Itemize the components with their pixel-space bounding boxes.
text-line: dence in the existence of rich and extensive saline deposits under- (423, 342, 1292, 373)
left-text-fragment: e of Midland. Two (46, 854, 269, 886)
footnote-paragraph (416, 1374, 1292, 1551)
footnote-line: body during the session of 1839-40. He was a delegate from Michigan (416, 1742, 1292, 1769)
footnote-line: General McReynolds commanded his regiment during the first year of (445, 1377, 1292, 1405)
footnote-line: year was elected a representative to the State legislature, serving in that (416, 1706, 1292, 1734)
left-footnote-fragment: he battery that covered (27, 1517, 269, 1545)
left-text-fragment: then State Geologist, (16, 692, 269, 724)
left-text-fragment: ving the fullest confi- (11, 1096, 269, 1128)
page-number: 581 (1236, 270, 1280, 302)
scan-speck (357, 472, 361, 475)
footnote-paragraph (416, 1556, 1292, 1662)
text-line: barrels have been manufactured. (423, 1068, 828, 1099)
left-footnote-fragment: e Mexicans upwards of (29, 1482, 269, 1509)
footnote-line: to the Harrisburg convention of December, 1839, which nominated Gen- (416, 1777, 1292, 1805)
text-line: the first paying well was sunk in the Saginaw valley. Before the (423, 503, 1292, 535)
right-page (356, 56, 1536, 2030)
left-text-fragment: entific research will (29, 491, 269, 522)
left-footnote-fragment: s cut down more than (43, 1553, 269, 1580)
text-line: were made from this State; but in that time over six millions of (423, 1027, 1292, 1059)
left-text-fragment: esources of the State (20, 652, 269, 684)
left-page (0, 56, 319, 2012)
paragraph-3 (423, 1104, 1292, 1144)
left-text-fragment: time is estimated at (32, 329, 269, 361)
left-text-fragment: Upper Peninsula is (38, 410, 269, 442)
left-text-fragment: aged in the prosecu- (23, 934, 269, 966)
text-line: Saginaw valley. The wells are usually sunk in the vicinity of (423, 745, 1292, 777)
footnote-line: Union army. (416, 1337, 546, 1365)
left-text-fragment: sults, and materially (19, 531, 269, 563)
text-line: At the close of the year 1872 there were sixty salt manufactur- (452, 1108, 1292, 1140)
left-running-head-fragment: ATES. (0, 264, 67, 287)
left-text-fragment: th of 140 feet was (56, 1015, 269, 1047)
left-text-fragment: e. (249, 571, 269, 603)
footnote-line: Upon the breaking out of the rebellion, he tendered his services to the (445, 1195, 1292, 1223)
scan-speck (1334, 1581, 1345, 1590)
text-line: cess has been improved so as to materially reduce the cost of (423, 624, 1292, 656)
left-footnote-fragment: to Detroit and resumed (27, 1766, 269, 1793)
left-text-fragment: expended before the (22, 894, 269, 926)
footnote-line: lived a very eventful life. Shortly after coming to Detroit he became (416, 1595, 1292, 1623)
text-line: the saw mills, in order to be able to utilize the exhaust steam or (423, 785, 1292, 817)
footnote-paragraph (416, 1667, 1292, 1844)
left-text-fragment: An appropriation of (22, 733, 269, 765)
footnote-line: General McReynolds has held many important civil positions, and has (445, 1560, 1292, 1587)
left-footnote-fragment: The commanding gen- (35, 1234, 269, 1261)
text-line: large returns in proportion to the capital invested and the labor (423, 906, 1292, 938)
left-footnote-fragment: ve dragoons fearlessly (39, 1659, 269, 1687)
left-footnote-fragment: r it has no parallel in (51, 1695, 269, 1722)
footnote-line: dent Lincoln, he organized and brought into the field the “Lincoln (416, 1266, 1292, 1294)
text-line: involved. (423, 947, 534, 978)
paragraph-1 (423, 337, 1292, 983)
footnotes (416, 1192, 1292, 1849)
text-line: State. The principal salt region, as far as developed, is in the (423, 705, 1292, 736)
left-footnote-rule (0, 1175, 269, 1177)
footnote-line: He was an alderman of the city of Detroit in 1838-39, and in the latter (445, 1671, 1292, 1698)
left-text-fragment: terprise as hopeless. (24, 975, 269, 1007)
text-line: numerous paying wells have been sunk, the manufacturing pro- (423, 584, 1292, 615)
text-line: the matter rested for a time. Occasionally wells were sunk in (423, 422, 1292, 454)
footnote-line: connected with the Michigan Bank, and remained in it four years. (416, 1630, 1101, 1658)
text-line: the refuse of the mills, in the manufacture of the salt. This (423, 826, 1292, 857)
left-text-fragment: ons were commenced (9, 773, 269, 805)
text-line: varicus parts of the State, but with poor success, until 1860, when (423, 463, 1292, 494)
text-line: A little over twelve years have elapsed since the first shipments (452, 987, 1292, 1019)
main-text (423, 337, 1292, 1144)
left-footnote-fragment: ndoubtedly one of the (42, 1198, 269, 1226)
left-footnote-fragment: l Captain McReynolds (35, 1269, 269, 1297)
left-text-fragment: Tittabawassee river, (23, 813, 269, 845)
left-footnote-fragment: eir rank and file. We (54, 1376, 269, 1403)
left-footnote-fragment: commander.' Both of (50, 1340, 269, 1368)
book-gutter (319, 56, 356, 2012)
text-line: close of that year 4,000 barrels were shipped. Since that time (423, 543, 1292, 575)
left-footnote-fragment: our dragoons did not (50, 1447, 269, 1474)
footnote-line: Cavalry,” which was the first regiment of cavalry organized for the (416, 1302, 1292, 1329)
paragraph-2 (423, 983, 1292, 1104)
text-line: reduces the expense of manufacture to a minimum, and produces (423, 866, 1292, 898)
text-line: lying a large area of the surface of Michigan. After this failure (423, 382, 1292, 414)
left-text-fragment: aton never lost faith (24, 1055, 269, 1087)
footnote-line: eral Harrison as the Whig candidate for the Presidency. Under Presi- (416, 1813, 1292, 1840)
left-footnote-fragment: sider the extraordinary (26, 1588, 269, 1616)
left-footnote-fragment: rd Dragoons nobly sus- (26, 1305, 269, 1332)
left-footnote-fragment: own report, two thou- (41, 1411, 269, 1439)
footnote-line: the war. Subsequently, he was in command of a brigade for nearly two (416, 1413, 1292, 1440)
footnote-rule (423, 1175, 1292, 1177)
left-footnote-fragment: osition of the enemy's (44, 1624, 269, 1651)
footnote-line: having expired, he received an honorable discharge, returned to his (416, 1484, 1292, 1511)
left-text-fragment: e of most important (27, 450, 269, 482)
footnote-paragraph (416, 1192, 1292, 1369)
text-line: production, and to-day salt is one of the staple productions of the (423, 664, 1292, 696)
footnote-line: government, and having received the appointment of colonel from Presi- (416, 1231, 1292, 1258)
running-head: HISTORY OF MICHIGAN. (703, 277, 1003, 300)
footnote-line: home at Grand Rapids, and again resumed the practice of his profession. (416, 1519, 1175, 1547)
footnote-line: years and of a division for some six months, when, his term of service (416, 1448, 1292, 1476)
════════════════════
▶ [TASK BRIEF] Put the lines above, from the first one through the line containing "footnote-line: body during", into a JSON list of strings with one string per line and any blank lines omitted.

▶ [SOLUTION FOR THIS EXERCISE]
[
  "Itemize the components with their pixel-space bounding boxes.",
  "text-line: dence in the existence of rich and extensive saline deposits under- (423, 342, 1292, 373)",
  "left-text-fragment: e of Midland. Two (46, 854, 269, 886)",
  "footnote-paragraph (416, 1374, 1292, 1551)",
  "footnote-line: body during the session of 1839-40. He was a delegate from Michigan (416, 1742, 1292, 1769)"
]